■ **AIM**: Write out the listing below in full and exactly, leaving out every picture.

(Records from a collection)

START

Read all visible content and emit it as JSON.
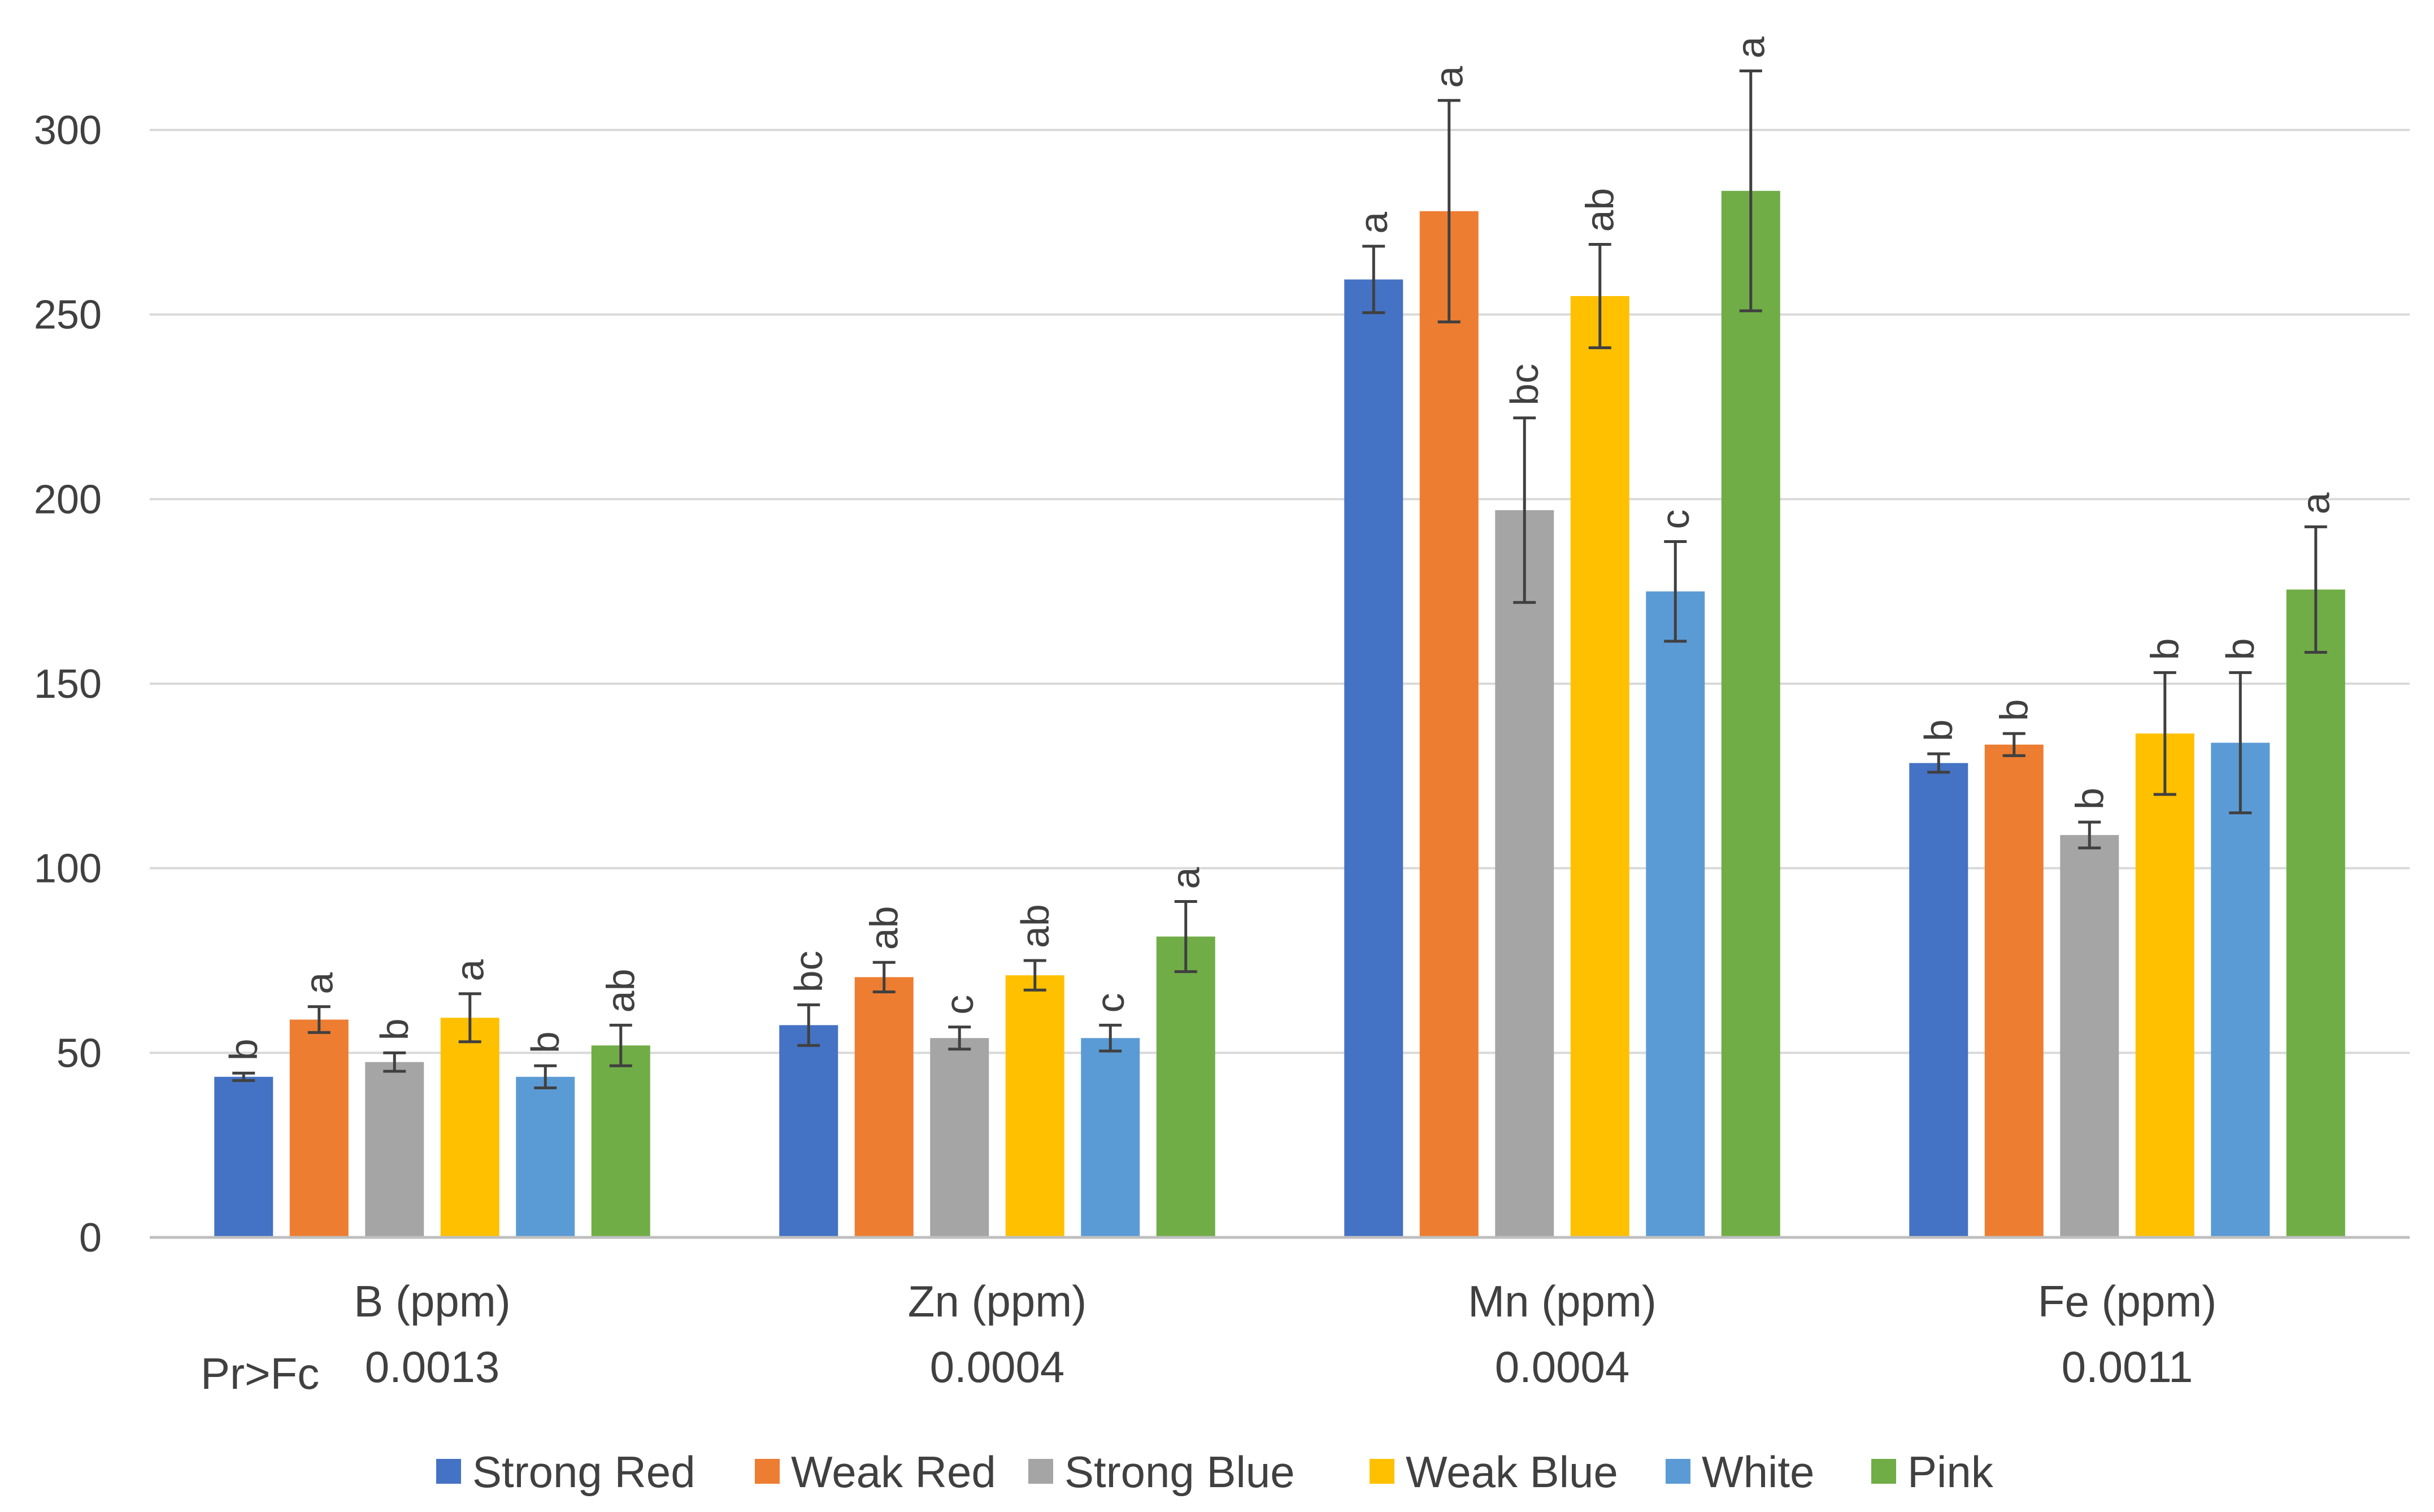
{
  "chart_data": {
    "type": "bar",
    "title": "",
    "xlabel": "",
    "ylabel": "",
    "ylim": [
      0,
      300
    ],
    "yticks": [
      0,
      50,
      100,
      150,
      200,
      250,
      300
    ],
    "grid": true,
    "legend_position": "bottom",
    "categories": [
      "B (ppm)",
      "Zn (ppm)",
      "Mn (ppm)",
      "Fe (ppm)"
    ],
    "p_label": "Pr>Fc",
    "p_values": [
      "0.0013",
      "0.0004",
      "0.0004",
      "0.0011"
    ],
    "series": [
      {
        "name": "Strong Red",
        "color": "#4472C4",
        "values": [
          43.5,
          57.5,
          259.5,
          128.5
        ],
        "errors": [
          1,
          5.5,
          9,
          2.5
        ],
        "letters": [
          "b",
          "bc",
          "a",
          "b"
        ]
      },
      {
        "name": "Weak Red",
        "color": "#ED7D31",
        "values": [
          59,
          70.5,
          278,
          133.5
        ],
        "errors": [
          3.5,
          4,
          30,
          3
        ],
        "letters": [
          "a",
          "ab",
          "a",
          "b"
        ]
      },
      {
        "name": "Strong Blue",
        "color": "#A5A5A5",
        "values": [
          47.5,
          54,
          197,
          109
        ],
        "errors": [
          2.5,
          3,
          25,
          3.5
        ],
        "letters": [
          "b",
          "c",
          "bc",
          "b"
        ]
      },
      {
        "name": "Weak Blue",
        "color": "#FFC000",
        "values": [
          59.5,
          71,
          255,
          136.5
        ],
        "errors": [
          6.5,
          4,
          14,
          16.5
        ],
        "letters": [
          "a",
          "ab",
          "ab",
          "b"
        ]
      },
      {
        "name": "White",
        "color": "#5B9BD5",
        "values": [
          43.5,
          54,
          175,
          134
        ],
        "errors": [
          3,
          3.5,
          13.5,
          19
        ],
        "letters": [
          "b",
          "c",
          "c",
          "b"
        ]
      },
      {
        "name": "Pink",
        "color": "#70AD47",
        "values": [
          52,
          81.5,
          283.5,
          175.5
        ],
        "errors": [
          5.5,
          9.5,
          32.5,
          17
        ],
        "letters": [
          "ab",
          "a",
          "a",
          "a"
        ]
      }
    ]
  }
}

END

■ **SOLUTION TO THE EXERCISE**:
Read all visible content and emit it as JSON.
{
  "chart_data": {
    "type": "bar",
    "title": "",
    "xlabel": "",
    "ylabel": "",
    "ylim": [
      0,
      300
    ],
    "yticks": [
      0,
      50,
      100,
      150,
      200,
      250,
      300
    ],
    "grid": true,
    "legend_position": "bottom",
    "categories": [
      "B (ppm)",
      "Zn (ppm)",
      "Mn (ppm)",
      "Fe (ppm)"
    ],
    "p_label": "Pr>Fc",
    "p_values": [
      "0.0013",
      "0.0004",
      "0.0004",
      "0.0011"
    ],
    "series": [
      {
        "name": "Strong Red",
        "color": "#4472C4",
        "values": [
          43.5,
          57.5,
          259.5,
          128.5
        ],
        "errors": [
          1,
          5.5,
          9,
          2.5
        ],
        "letters": [
          "b",
          "bc",
          "a",
          "b"
        ]
      },
      {
        "name": "Weak Red",
        "color": "#ED7D31",
        "values": [
          59,
          70.5,
          278,
          133.5
        ],
        "errors": [
          3.5,
          4,
          30,
          3
        ],
        "letters": [
          "a",
          "ab",
          "a",
          "b"
        ]
      },
      {
        "name": "Strong Blue",
        "color": "#A5A5A5",
        "values": [
          47.5,
          54,
          197,
          109
        ],
        "errors": [
          2.5,
          3,
          25,
          3.5
        ],
        "letters": [
          "b",
          "c",
          "bc",
          "b"
        ]
      },
      {
        "name": "Weak Blue",
        "color": "#FFC000",
        "values": [
          59.5,
          71,
          255,
          136.5
        ],
        "errors": [
          6.5,
          4,
          14,
          16.5
        ],
        "letters": [
          "a",
          "ab",
          "ab",
          "b"
        ]
      },
      {
        "name": "White",
        "color": "#5B9BD5",
        "values": [
          43.5,
          54,
          175,
          134
        ],
        "errors": [
          3,
          3.5,
          13.5,
          19
        ],
        "letters": [
          "b",
          "c",
          "c",
          "b"
        ]
      },
      {
        "name": "Pink",
        "color": "#70AD47",
        "values": [
          52,
          81.5,
          283.5,
          175.5
        ],
        "errors": [
          5.5,
          9.5,
          32.5,
          17
        ],
        "letters": [
          "ab",
          "a",
          "a",
          "a"
        ]
      }
    ]
  }
}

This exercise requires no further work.